◆ Required work ◆
Print all of the data exactly.

··· Entries provided

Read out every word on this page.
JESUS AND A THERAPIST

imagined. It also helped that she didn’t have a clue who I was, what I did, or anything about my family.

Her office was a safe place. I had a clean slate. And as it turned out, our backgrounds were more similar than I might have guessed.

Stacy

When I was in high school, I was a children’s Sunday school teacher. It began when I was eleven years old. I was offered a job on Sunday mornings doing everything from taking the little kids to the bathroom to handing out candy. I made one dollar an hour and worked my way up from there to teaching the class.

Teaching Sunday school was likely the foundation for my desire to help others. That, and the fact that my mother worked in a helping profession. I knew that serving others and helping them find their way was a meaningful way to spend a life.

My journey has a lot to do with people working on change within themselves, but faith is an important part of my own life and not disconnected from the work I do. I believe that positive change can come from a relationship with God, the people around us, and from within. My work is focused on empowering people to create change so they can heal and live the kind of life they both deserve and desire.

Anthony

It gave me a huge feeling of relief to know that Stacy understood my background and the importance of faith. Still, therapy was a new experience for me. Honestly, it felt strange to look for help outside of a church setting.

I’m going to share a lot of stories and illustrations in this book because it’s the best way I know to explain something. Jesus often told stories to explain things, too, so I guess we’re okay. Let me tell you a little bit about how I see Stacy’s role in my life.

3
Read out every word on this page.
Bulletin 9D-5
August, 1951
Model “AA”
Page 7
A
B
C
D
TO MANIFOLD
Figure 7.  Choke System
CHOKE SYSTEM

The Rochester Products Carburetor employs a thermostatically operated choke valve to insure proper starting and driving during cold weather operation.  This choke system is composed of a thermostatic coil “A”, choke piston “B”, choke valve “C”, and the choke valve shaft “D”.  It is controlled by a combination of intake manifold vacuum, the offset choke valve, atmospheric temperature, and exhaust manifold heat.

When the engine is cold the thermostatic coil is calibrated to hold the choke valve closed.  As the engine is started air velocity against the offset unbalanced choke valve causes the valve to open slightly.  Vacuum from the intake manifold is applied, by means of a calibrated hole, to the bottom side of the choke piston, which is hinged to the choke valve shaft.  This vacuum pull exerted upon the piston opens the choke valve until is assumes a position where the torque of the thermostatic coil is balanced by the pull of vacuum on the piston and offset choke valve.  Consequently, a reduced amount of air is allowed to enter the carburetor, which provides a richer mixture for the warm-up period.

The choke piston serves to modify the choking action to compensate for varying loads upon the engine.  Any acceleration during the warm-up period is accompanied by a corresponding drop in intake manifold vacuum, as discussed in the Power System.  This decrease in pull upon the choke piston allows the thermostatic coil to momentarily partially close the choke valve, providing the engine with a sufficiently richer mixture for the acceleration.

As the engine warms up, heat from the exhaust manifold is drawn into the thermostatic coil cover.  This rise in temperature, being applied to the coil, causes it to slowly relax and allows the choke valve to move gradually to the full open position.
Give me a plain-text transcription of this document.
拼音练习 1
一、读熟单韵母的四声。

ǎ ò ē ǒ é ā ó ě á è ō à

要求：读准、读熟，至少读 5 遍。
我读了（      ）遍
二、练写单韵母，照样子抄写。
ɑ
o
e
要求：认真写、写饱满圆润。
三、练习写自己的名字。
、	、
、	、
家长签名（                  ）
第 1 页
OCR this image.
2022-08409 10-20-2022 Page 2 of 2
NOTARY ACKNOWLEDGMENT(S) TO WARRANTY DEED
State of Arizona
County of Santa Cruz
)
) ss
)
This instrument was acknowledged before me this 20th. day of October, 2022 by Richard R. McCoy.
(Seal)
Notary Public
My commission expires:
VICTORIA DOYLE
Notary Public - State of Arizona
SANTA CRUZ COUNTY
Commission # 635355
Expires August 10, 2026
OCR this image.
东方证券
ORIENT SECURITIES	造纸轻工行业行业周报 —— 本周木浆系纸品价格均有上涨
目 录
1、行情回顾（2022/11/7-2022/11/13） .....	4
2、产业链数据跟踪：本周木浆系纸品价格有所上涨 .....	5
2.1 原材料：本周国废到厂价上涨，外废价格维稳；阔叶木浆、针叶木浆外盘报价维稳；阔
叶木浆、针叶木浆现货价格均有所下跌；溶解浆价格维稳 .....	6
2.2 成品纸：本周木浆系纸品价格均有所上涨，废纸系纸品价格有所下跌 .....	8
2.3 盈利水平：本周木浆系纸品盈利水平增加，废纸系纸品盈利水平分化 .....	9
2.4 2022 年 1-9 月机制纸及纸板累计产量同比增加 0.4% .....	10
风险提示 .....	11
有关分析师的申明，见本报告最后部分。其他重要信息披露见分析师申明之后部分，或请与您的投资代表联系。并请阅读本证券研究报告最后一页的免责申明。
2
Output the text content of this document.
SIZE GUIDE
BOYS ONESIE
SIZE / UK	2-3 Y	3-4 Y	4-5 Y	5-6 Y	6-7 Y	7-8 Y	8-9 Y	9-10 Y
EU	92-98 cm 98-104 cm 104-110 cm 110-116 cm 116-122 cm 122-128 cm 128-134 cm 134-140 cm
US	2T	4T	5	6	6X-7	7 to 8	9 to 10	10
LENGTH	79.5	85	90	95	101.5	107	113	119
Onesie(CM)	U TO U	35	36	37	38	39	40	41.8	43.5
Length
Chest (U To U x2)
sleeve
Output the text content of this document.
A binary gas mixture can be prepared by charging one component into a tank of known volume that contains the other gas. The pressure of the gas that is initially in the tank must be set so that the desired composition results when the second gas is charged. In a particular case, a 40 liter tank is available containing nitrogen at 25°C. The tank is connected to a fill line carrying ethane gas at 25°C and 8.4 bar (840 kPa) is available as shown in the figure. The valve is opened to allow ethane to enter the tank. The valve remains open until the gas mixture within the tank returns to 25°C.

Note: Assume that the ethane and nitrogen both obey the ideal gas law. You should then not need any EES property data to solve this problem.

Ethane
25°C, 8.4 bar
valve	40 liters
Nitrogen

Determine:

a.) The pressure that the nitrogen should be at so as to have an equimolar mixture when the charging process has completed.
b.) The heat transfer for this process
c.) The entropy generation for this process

······

◆ Task output ◆
Read out every word on this page.
JESUS AND A THERAPIST

imagined. It also helped that she didn’t have a clue who I was, what I did, or anything about my family.

Her office was a safe place. I had a clean slate. And as it turned out, our backgrounds were more similar than I might have guessed.

Stacy

When I was in high school, I was a children’s Sunday school teacher. It began when I was eleven years old. I was offered a job on Sunday mornings doing everything from taking the little kids to the bathroom to handing out candy. I made one dollar an hour and worked my way up from there to teaching the class.

Teaching Sunday school was likely the foundation for my desire to help others. That, and the fact that my mother worked in a helping profession. I knew that serving others and helping them find their way was a meaningful way to spend a life.

My journey has a lot to do with people working on change within themselves, but faith is an important part of my own life and not disconnected from the work I do. I believe that positive change can come from a relationship with God, the people around us, and from within. My work is focused on empowering people to create change so they can heal and live the kind of life they both deserve and desire.

Anthony

It gave me a huge feeling of relief to know that Stacy understood my background and the importance of faith. Still, therapy was a new experience for me. Honestly, it felt strange to look for help outside of a church setting.

I’m going to share a lot of stories and illustrations in this book because it’s the best way I know to explain something. Jesus often told stories to explain things, too, so I guess we’re okay. Let me tell you a little bit about how I see Stacy’s role in my life.

3
Read out every word on this page.
Bulletin 9D-5
August, 1951
Model “AA”
Page 7
A
B
C
D
TO MANIFOLD
Figure 7.  Choke System
CHOKE SYSTEM

The Rochester Products Carburetor employs a thermostatically operated choke valve to insure proper starting and driving during cold weather operation.  This choke system is composed of a thermostatic coil “A”, choke piston “B”, choke valve “C”, and the choke valve shaft “D”.  It is controlled by a combination of intake manifold vacuum, the offset choke valve, atmospheric temperature, and exhaust manifold heat.

When the engine is cold the thermostatic coil is calibrated to hold the choke valve closed.  As the engine is started air velocity against the offset unbalanced choke valve causes the valve to open slightly.  Vacuum from the intake manifold is applied, by means of a calibrated hole, to the bottom side of the choke piston, which is hinged to the choke valve shaft.  This vacuum pull exerted upon the piston opens the choke valve until is assumes a position where the torque of the thermostatic coil is balanced by the pull of vacuum on the piston and offset choke valve.  Consequently, a reduced amount of air is allowed to enter the carburetor, which provides a richer mixture for the warm-up period.

The choke piston serves to modify the choking action to compensate for varying loads upon the engine.  Any acceleration during the warm-up period is accompanied by a corresponding drop in intake manifold vacuum, as discussed in the Power System.  This decrease in pull upon the choke piston allows the thermostatic coil to momentarily partially close the choke valve, providing the engine with a sufficiently richer mixture for the acceleration.

As the engine warms up, heat from the exhaust manifold is drawn into the thermostatic coil cover.  This rise in temperature, being applied to the coil, causes it to slowly relax and allows the choke valve to move gradually to the full open position.
Give me a plain-text transcription of this document.
拼音练习 1
一、读熟单韵母的四声。

ǎ ò ē ǒ é ā ó ě á è ō à

要求：读准、读熟，至少读 5 遍。
我读了（      ）遍
二、练写单韵母，照样子抄写。
ɑ
o
e
要求：认真写、写饱满圆润。
三、练习写自己的名字。
、	、
、	、
家长签名（                  ）
第 1 页
OCR this image.
2022-08409 10-20-2022 Page 2 of 2
NOTARY ACKNOWLEDGMENT(S) TO WARRANTY DEED
State of Arizona
County of Santa Cruz
)
) ss
)
This instrument was acknowledged before me this 20th. day of October, 2022 by Richard R. McCoy.
(Seal)
Notary Public
My commission expires:
VICTORIA DOYLE
Notary Public - State of Arizona
SANTA CRUZ COUNTY
Commission # 635355
Expires August 10, 2026
OCR this image.
东方证券
ORIENT SECURITIES	造纸轻工行业行业周报 —— 本周木浆系纸品价格均有上涨
目 录
1、行情回顾（2022/11/7-2022/11/13） .....	4
2、产业链数据跟踪：本周木浆系纸品价格有所上涨 .....	5
2.1 原材料：本周国废到厂价上涨，外废价格维稳；阔叶木浆、针叶木浆外盘报价维稳；阔
叶木浆、针叶木浆现货价格均有所下跌；溶解浆价格维稳 .....	6
2.2 成品纸：本周木浆系纸品价格均有所上涨，废纸系纸品价格有所下跌 .....	8
2.3 盈利水平：本周木浆系纸品盈利水平增加，废纸系纸品盈利水平分化 .....	9
2.4 2022 年 1-9 月机制纸及纸板累计产量同比增加 0.4% .....	10
风险提示 .....	11
有关分析师的申明，见本报告最后部分。其他重要信息披露见分析师申明之后部分，或请与您的投资代表联系。并请阅读本证券研究报告最后一页的免责申明。
2
Output the text content of this document.
SIZE GUIDE
BOYS ONESIE
SIZE / UK	2-3 Y	3-4 Y	4-5 Y	5-6 Y	6-7 Y	7-8 Y	8-9 Y	9-10 Y
EU	92-98 cm 98-104 cm 104-110 cm 110-116 cm 116-122 cm 122-128 cm 128-134 cm 134-140 cm
US	2T	4T	5	6	6X-7	7 to 8	9 to 10	10
LENGTH	79.5	85	90	95	101.5	107	113	119
Onesie(CM)	U TO U	35	36	37	38	39	40	41.8	43.5
Length
Chest (U To U x2)
sleeve
Output the text content of this document.
A binary gas mixture can be prepared by charging one component into a tank of known volume that contains the other gas. The pressure of the gas that is initially in the tank must be set so that the desired composition results when the second gas is charged. In a particular case, a 40 liter tank is available containing nitrogen at 25°C. The tank is connected to a fill line carrying ethane gas at 25°C and 8.4 bar (840 kPa) is available as shown in the figure. The valve is opened to allow ethane to enter the tank. The valve remains open until the gas mixture within the tank returns to 25°C.

Note: Assume that the ethane and nitrogen both obey the ideal gas law. You should then not need any EES property data to solve this problem.

Ethane
25°C, 8.4 bar
valve	40 liters
Nitrogen

Determine:

a.) The pressure that the nitrogen should be at so as to have an equimolar mixture when the charging process has completed.
b.) The heat transfer for this process
c.) The entropy generation for this process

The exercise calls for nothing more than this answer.